## What you should do
Copy out every line that contains the word "right".

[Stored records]
- - - - -
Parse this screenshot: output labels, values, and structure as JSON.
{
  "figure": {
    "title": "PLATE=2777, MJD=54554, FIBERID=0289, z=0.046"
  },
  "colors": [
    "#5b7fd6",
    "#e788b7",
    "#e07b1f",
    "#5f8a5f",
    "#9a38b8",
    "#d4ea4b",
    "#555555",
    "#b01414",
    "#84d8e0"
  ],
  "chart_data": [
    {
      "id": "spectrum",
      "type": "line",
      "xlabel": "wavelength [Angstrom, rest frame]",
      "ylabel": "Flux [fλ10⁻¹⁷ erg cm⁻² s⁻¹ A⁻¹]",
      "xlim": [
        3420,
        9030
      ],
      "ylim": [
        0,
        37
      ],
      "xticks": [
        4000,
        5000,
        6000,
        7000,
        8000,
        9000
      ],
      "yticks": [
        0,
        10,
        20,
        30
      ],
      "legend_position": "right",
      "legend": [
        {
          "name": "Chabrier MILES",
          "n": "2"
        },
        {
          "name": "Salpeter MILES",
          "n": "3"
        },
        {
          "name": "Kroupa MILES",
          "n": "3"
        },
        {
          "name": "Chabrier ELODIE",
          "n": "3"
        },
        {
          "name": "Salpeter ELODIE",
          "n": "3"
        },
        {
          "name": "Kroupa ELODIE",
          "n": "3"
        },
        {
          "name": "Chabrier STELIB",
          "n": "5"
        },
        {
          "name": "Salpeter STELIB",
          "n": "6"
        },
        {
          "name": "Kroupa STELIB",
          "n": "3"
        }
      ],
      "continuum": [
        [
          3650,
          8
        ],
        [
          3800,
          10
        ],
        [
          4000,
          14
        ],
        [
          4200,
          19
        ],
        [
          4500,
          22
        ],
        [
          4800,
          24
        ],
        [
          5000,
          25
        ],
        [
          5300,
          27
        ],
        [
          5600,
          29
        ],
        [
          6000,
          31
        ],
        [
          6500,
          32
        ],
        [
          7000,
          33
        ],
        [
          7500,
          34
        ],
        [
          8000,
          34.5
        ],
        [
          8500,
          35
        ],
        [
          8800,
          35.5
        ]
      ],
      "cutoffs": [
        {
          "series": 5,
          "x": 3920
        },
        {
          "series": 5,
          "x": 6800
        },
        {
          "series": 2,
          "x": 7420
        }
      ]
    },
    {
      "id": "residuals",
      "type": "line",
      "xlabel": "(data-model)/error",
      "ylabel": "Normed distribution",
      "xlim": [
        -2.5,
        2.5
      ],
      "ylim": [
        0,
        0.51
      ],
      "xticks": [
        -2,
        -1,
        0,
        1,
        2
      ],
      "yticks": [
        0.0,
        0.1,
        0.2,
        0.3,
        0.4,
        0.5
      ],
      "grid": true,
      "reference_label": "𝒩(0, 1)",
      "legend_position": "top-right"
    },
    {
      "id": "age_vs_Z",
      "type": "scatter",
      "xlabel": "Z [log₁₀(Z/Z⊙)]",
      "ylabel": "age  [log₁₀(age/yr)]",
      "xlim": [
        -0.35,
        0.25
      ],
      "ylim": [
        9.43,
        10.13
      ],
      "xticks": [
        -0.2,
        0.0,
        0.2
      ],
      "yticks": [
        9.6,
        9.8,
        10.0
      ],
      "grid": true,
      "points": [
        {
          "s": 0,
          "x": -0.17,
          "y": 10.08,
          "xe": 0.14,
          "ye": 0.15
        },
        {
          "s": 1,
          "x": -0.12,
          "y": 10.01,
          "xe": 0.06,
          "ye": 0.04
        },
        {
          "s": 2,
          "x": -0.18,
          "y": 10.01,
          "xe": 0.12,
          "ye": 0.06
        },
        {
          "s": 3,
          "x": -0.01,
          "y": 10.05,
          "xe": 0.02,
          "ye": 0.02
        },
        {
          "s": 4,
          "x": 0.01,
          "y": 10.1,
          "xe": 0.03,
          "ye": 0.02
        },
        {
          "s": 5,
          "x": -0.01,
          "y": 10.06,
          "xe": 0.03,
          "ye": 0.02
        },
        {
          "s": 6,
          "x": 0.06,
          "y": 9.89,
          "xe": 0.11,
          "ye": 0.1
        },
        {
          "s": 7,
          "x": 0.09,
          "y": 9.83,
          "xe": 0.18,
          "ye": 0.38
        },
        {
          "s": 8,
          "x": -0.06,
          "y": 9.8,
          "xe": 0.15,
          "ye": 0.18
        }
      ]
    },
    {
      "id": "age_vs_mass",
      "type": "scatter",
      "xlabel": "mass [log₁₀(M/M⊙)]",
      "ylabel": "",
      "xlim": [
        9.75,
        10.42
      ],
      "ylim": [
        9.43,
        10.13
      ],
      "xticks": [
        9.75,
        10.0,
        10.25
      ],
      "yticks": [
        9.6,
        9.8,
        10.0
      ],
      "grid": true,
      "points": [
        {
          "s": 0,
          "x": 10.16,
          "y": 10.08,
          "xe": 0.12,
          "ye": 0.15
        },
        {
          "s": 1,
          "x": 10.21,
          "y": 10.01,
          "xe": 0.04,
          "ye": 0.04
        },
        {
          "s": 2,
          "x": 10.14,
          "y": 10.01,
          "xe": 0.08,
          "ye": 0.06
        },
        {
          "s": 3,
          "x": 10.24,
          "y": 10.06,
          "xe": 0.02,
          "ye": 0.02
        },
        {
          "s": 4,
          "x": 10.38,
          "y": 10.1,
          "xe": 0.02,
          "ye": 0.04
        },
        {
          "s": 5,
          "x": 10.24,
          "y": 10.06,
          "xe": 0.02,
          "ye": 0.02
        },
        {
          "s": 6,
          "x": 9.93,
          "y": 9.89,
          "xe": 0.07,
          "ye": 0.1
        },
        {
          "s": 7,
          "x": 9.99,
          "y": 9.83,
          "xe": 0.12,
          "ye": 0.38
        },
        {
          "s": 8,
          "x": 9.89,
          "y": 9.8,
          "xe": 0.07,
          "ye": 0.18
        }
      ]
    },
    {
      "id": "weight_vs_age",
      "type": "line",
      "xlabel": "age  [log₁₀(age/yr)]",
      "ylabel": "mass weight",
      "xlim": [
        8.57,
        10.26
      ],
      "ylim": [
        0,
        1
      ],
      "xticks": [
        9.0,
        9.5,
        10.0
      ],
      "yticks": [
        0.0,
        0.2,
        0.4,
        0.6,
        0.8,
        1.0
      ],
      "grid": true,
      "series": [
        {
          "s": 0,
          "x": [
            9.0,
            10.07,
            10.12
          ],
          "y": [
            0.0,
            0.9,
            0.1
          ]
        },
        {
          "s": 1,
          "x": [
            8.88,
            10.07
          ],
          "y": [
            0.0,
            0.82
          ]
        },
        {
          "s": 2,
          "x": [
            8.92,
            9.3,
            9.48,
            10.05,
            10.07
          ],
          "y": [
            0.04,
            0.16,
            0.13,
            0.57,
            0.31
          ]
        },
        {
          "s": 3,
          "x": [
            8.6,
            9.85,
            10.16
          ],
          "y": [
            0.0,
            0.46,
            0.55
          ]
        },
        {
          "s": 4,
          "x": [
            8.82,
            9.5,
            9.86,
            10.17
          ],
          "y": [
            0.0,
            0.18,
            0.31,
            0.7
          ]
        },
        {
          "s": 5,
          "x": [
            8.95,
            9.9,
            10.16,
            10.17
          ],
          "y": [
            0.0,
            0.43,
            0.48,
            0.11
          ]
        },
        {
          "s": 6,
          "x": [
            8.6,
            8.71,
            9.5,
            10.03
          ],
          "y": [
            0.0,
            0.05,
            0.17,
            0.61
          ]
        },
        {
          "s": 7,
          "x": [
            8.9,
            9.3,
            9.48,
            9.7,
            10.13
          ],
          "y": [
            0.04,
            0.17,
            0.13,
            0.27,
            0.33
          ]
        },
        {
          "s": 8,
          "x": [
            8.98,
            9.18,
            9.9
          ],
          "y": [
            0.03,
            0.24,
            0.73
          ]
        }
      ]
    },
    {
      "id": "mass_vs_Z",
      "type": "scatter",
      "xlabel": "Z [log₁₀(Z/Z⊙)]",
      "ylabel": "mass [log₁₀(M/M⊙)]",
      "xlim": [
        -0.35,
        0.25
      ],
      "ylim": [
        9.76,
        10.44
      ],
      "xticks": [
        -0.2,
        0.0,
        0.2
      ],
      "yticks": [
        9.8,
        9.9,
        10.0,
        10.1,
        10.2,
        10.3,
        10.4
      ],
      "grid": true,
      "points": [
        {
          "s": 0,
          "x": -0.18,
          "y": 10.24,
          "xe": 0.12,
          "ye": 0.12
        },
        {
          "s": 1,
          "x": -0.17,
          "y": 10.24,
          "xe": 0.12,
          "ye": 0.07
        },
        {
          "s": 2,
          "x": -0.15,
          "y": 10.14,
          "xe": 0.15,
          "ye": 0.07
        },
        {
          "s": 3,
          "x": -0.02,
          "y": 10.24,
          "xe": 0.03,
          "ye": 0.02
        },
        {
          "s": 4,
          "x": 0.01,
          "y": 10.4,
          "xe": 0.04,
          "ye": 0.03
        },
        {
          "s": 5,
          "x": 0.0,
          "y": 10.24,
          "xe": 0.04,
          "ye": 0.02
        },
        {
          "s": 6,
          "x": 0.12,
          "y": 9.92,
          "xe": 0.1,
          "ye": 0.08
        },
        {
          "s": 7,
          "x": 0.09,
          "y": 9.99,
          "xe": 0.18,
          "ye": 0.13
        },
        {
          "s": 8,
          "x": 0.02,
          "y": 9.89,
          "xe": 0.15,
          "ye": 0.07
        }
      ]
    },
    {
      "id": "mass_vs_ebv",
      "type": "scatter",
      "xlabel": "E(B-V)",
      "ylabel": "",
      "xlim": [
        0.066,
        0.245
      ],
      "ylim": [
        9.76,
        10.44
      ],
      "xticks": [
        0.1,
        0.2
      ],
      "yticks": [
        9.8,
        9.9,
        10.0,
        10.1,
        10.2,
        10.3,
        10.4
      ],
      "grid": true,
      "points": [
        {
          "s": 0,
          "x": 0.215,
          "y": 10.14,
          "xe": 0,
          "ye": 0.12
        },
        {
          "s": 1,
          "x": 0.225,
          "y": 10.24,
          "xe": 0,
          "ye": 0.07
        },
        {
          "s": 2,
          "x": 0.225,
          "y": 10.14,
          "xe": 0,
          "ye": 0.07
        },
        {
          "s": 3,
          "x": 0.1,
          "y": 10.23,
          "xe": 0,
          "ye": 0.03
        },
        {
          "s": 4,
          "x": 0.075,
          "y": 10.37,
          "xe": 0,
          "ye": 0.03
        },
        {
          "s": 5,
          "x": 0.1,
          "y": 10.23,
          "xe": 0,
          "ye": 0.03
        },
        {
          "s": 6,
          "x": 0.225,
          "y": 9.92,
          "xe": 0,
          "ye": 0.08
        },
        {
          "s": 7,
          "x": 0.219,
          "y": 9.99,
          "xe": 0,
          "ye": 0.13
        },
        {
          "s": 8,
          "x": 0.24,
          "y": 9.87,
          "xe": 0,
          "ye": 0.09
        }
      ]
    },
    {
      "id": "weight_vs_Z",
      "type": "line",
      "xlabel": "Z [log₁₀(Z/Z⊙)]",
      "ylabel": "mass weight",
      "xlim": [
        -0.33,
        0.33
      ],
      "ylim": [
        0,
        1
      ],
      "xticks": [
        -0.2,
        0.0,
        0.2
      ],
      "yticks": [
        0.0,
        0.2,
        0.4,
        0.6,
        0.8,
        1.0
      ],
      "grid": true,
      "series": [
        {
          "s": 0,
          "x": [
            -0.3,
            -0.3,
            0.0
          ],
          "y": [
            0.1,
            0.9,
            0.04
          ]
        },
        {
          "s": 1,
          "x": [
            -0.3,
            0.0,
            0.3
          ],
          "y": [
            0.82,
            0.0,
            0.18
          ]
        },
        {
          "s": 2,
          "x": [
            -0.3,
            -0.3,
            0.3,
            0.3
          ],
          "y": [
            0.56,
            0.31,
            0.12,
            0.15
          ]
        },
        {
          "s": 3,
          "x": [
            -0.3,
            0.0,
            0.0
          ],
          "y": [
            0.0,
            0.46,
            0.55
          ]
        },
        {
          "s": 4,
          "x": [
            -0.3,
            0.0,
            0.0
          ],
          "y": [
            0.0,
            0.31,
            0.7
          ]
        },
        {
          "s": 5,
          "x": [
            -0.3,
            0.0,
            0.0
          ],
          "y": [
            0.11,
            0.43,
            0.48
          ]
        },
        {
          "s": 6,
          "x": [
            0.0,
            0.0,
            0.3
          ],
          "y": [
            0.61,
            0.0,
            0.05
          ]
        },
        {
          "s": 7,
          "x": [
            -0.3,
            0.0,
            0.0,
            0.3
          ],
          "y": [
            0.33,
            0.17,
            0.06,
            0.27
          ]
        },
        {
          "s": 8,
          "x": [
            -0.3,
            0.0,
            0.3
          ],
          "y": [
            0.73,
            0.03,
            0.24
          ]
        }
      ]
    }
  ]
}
- - - - -
## Exercise output
      "legend_position": "right",
      "legend_position": "top-right"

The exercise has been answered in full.